* The exercise: Copy the data below exactly.

## Begin Data provided

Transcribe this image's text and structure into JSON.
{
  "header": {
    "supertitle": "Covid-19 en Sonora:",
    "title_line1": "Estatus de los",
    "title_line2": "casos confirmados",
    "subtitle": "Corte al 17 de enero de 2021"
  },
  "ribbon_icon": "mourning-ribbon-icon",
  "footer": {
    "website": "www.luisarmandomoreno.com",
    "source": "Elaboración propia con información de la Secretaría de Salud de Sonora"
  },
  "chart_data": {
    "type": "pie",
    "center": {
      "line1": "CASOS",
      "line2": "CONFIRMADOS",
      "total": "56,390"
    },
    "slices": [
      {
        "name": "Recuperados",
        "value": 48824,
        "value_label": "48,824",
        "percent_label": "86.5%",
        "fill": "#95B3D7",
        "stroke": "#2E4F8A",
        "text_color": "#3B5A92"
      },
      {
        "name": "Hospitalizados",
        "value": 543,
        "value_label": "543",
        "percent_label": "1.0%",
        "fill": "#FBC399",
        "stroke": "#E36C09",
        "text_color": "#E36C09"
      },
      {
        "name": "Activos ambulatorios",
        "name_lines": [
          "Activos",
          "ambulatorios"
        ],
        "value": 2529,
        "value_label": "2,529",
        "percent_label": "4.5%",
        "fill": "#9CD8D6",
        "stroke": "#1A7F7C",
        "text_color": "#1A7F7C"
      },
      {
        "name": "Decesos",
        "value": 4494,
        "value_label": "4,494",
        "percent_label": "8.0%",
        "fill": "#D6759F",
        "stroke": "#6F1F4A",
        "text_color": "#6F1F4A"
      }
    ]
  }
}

## End Data provided

* Correct response:
Transcribe this image's text and structure into JSON.
{
  "header": {
    "supertitle": "Covid-19 en Sonora:",
    "title_line1": "Estatus de los",
    "title_line2": "casos confirmados",
    "subtitle": "Corte al 17 de enero de 2021"
  },
  "ribbon_icon": "mourning-ribbon-icon",
  "footer": {
    "website": "www.luisarmandomoreno.com",
    "source": "Elaboración propia con información de la Secretaría de Salud de Sonora"
  },
  "chart_data": {
    "type": "pie",
    "center": {
      "line1": "CASOS",
      "line2": "CONFIRMADOS",
      "total": "56,390"
    },
    "slices": [
      {
        "name": "Recuperados",
        "value": 48824,
        "value_label": "48,824",
        "percent_label": "86.5%",
        "fill": "#95B3D7",
        "stroke": "#2E4F8A",
        "text_color": "#3B5A92"
      },
      {
        "name": "Hospitalizados",
        "value": 543,
        "value_label": "543",
        "percent_label": "1.0%",
        "fill": "#FBC399",
        "stroke": "#E36C09",
        "text_color": "#E36C09"
      },
      {
        "name": "Activos ambulatorios",
        "name_lines": [
          "Activos",
          "ambulatorios"
        ],
        "value": 2529,
        "value_label": "2,529",
        "percent_label": "4.5%",
        "fill": "#9CD8D6",
        "stroke": "#1A7F7C",
        "text_color": "#1A7F7C"
      },
      {
        "name": "Decesos",
        "value": 4494,
        "value_label": "4,494",
        "percent_label": "8.0%",
        "fill": "#D6759F",
        "stroke": "#6F1F4A",
        "text_color": "#6F1F4A"
      }
    ]
  }
}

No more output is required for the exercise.